#### DATA ENTRIES
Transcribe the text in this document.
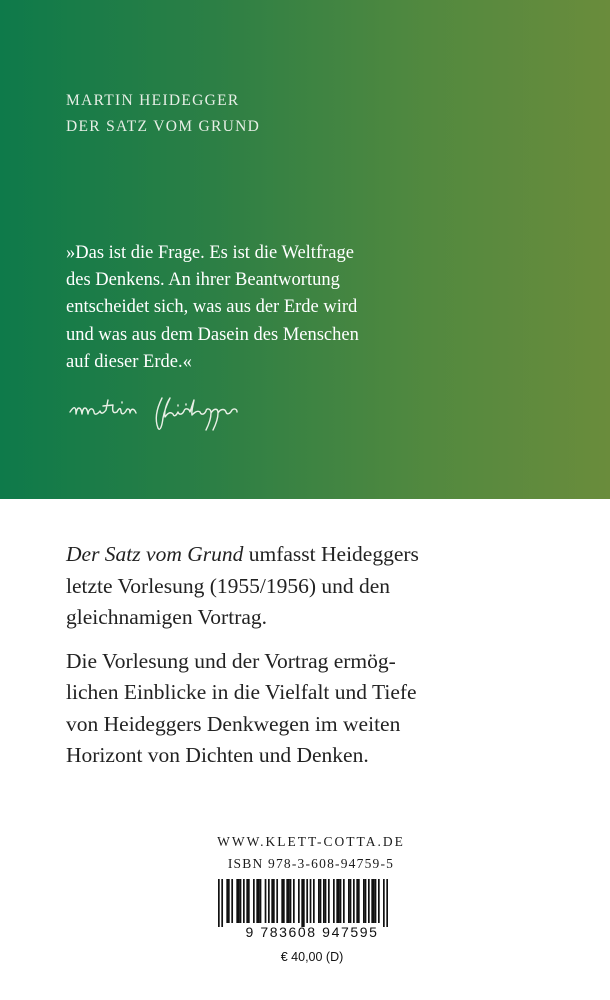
MARTIN HEIDEGGER
DER SATZ VOM GRUND
»Das ist die Frage. Es ist die Weltfrage
des Denkens. An ihrer Beantwortung
entscheidet sich, was aus der Erde wird
und was aus dem Dasein des Menschen
auf dieser Erde.«
Der Satz vom Grund umfasst Heideggers
letzte Vorlesung (1955/1956) und den
gleichnamigen Vortrag.
Die Vorlesung und der Vortrag ermög-
lichen Einblicke in die Vielfalt und Tiefe
von Heideggers Denkwegen im weiten
Horizont von Dichten und Denken.
WWW.KLETT-COTTA.DE
ISBN 978-3-608-94759-5
9 783608 947595
€ 40,00 (D)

#### TASK DIRECTIONS
Will you set down the records word for word while leaving out every picture?

#### SOLVED EXERCISE
Transcribe the text in this document.
MARTIN HEIDEGGER
DER SATZ VOM GRUND
»Das ist die Frage. Es ist die Weltfrage
des Denkens. An ihrer Beantwortung
entscheidet sich, was aus der Erde wird
und was aus dem Dasein des Menschen
auf dieser Erde.«
Der Satz vom Grund umfasst Heideggers
letzte Vorlesung (1955/1956) und den
gleichnamigen Vortrag.
Die Vorlesung und der Vortrag ermög-
lichen Einblicke in die Vielfalt und Tiefe
von Heideggers Denkwegen im weiten
Horizont von Dichten und Denken.
WWW.KLETT-COTTA.DE
ISBN 978-3-608-94759-5
9 783608 947595
€ 40,00 (D)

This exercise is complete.